WHAT YOU ARE ASKED TO DO:
List each line of the data that holds the word "Tabla".

GIVEN DATA:
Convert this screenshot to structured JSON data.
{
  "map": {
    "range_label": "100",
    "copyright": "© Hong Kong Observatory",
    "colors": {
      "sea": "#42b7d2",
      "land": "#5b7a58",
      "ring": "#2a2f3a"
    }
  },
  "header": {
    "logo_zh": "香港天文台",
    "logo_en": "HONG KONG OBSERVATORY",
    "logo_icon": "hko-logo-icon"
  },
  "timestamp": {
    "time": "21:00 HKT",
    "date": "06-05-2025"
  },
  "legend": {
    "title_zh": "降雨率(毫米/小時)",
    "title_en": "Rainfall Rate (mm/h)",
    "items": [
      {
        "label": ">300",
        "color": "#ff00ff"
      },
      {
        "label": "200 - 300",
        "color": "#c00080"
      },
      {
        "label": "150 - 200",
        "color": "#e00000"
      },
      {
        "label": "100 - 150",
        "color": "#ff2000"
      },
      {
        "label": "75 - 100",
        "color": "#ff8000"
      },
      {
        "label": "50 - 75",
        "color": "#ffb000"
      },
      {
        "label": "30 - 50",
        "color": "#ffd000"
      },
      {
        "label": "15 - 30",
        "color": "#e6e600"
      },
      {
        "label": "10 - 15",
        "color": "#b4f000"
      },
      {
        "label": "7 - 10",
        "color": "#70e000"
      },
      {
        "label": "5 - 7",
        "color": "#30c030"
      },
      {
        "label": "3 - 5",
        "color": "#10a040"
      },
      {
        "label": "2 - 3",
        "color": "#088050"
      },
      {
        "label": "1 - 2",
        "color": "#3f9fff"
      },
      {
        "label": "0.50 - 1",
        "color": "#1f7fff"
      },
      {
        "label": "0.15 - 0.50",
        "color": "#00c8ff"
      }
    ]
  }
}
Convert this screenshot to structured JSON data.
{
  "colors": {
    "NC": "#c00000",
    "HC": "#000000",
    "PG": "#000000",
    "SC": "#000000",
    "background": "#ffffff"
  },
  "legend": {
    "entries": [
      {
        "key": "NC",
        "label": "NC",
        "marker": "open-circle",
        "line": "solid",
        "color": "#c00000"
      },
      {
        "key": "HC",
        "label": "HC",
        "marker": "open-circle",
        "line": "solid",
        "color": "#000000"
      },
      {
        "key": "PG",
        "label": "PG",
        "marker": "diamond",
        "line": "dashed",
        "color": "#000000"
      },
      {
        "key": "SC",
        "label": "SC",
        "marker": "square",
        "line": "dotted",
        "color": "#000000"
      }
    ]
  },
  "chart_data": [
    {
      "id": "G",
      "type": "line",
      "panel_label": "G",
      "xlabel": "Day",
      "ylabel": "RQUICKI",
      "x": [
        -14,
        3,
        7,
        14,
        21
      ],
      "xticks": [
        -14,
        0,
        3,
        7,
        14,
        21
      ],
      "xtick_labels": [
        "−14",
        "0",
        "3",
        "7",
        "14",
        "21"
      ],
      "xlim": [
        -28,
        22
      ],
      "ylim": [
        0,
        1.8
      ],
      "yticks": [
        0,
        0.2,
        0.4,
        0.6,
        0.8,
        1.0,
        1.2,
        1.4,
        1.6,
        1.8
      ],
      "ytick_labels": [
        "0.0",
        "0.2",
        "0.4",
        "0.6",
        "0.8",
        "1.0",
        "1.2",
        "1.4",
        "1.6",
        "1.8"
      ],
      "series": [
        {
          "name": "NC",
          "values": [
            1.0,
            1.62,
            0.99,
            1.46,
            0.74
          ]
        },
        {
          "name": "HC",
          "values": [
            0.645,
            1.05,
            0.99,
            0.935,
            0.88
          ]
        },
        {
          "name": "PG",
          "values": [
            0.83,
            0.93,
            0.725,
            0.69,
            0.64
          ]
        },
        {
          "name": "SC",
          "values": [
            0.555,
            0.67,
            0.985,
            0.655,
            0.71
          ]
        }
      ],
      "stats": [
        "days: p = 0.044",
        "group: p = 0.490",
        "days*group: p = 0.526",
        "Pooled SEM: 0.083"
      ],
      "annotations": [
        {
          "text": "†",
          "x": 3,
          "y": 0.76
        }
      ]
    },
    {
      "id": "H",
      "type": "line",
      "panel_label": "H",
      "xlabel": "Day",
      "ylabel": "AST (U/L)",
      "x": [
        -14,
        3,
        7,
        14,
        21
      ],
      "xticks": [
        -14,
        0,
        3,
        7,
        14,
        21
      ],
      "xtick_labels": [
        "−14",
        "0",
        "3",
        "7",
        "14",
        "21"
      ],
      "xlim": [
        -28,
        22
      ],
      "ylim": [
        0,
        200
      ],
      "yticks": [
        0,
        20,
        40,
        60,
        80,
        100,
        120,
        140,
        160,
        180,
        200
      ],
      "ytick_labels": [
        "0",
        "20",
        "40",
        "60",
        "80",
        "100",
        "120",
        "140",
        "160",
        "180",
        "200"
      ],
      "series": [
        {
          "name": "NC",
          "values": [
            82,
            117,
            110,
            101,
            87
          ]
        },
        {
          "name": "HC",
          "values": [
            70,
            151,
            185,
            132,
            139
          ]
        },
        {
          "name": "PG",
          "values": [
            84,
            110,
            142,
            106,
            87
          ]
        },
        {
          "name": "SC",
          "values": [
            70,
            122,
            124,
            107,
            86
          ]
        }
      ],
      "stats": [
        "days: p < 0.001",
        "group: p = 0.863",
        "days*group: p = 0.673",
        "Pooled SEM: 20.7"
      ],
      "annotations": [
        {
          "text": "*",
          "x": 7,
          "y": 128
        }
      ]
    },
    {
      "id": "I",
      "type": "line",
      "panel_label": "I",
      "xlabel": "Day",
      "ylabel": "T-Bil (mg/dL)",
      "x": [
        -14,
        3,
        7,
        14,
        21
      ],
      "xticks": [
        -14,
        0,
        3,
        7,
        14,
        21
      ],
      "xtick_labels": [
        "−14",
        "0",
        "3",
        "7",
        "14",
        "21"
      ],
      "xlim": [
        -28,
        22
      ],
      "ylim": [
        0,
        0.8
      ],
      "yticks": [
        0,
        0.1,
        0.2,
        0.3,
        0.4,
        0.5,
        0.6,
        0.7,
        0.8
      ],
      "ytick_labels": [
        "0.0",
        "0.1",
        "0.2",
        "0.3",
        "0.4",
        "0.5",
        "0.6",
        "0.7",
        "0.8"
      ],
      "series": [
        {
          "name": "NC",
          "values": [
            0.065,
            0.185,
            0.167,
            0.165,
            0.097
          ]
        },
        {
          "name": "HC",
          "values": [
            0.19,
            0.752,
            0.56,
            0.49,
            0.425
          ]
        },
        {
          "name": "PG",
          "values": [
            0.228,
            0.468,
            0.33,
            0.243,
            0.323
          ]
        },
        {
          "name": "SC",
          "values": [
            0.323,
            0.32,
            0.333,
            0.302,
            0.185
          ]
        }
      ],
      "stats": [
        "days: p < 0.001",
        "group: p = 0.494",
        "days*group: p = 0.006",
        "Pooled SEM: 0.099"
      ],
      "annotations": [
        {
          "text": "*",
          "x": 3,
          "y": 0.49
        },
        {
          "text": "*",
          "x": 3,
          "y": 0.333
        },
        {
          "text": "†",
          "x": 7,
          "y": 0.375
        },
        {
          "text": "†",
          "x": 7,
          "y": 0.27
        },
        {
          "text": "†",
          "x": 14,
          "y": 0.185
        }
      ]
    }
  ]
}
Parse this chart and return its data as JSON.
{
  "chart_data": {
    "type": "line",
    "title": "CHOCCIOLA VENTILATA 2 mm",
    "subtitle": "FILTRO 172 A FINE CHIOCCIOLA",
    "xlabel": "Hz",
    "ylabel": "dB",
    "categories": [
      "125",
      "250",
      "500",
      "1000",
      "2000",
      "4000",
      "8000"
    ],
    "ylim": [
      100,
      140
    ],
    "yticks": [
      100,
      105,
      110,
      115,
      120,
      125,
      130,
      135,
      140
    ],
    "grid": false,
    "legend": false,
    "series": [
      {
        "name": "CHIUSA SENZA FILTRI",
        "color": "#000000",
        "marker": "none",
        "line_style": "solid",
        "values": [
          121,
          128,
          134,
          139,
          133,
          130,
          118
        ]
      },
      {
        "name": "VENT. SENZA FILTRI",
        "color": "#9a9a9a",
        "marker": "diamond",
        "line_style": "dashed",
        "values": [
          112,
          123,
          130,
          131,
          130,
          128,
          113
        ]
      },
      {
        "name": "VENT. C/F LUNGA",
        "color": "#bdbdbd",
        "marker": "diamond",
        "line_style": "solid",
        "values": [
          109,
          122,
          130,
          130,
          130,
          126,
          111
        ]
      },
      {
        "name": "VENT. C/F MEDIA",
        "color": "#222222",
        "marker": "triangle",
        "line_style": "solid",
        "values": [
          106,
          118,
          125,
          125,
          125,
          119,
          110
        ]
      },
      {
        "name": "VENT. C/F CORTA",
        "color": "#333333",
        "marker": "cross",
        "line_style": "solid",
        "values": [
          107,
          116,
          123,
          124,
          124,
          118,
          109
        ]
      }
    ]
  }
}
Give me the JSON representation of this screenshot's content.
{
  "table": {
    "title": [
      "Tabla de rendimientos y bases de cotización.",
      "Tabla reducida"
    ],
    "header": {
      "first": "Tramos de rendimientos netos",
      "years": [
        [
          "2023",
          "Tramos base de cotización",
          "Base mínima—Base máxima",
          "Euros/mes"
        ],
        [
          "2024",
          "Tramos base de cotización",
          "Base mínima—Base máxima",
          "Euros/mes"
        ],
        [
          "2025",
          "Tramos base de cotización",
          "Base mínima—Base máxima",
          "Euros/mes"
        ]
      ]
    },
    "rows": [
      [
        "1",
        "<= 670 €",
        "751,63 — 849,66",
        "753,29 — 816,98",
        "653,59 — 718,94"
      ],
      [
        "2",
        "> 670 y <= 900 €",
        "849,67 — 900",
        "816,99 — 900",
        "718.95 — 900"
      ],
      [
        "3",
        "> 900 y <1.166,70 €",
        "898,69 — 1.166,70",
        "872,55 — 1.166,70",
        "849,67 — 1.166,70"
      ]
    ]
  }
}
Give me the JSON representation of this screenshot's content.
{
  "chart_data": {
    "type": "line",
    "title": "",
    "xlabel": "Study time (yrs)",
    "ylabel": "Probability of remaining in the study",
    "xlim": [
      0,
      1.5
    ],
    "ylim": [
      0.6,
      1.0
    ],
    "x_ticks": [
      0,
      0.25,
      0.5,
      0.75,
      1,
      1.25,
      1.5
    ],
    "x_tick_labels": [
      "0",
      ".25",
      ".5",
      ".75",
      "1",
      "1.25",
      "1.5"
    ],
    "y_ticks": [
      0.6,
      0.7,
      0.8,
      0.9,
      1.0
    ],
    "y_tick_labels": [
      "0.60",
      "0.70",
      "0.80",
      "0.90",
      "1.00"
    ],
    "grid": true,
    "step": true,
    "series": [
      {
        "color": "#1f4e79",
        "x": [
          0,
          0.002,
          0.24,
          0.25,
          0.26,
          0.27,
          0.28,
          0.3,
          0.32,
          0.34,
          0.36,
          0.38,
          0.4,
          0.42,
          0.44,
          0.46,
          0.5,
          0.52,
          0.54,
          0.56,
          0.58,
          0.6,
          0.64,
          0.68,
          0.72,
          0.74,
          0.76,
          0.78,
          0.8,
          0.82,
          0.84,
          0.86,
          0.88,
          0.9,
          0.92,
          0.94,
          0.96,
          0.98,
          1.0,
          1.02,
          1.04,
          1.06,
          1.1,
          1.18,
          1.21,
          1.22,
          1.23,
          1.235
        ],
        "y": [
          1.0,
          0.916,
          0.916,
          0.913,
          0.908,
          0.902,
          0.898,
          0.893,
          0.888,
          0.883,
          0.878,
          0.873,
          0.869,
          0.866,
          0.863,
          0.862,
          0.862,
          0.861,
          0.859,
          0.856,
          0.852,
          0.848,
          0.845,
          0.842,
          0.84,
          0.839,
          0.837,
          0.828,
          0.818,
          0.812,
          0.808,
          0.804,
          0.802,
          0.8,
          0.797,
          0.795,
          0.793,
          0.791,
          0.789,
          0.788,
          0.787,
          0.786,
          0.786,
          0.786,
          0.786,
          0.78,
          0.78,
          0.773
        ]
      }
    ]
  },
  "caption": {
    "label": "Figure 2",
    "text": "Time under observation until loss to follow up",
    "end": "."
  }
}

COMPLETE OUTPUT:
      "Tabla de rendimientos y bases de cotización.",
      "Tabla reducida"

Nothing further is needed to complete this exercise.